* Do this: Can you quote the listing below word for word, leaving the picture out of your answer?

start

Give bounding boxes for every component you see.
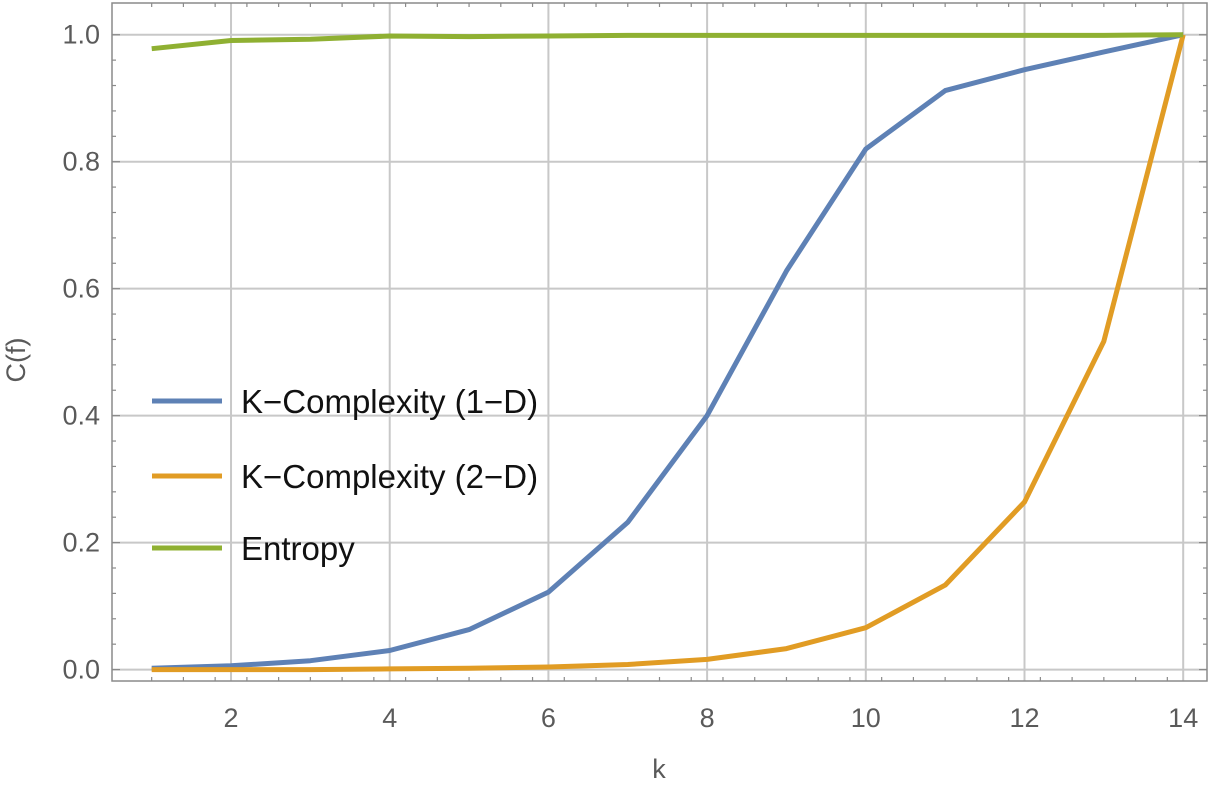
legend-label: Entropy — [241, 530, 355, 567]
x-tick-label: 2 — [224, 703, 239, 733]
y-axis-title: C(f) — [1, 338, 31, 383]
legend-label: K−Complexity (1−D) — [241, 383, 538, 420]
x-tick-label: 12 — [1009, 703, 1039, 733]
grid-layer — [112, 3, 1207, 681]
y-tick-label: 0.8 — [62, 147, 100, 177]
y-tick-label: 1.0 — [62, 20, 100, 50]
plot-frame — [111, 2, 1208, 682]
y-tick-label: 0.2 — [62, 528, 100, 558]
x-tick-label: 8 — [700, 703, 715, 733]
x-tick-label: 6 — [541, 703, 556, 733]
y-tick-label: 0.6 — [62, 274, 100, 304]
axis-layer: 2 4 6 8 10 12 14 0.0 0.2 0.4 0.6 0.8 1.0 — [62, 2, 1208, 733]
x-tick-label: 4 — [382, 703, 397, 733]
series-line-1 — [151, 32, 1184, 671]
x-axis-title: k — [652, 754, 666, 784]
x-tick-label: 10 — [851, 703, 881, 733]
legend-label: K−Complexity (2−D) — [241, 458, 538, 495]
y-tick-label: 0.0 — [62, 655, 100, 685]
legend: K−Complexity (1−D) K−Complexity (2−D) Entr… — [152, 383, 538, 567]
series-layer — [151, 32, 1186, 673]
series-line-3 — [151, 32, 1184, 52]
x-tick-label: 14 — [1168, 703, 1198, 733]
series-line-2 — [151, 34, 1186, 673]
y-tick-label: 0.4 — [62, 401, 100, 431]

end

* Solved exercise:
Give bounding boxes for every component you see.
legend-label: Entropy — [241, 530, 355, 567]
x-tick-label: 2 — [224, 703, 239, 733]
y-axis-title: C(f) — [1, 338, 31, 383]
legend-label: K−Complexity (1−D) — [241, 383, 538, 420]
x-tick-label: 12 — [1009, 703, 1039, 733]
grid-layer — [112, 3, 1207, 681]
y-tick-label: 0.8 — [62, 147, 100, 177]
y-tick-label: 1.0 — [62, 20, 100, 50]
plot-frame — [111, 2, 1208, 682]
y-tick-label: 0.2 — [62, 528, 100, 558]
x-tick-label: 8 — [700, 703, 715, 733]
x-tick-label: 6 — [541, 703, 556, 733]
y-tick-label: 0.6 — [62, 274, 100, 304]
axis-layer: 2 4 6 8 10 12 14 0.0 0.2 0.4 0.6 0.8 1.0 — [62, 2, 1208, 733]
x-tick-label: 4 — [382, 703, 397, 733]
series-line-1 — [151, 32, 1184, 671]
x-axis-title: k — [652, 754, 666, 784]
x-tick-label: 10 — [851, 703, 881, 733]
legend-label: K−Complexity (2−D) — [241, 458, 538, 495]
y-tick-label: 0.0 — [62, 655, 100, 685]
legend: K−Complexity (1−D) K−Complexity (2−D) Entr… — [152, 383, 538, 567]
series-layer — [151, 32, 1186, 673]
series-line-3 — [151, 32, 1184, 52]
x-tick-label: 14 — [1168, 703, 1198, 733]
series-line-2 — [151, 34, 1186, 673]
y-tick-label: 0.4 — [62, 401, 100, 431]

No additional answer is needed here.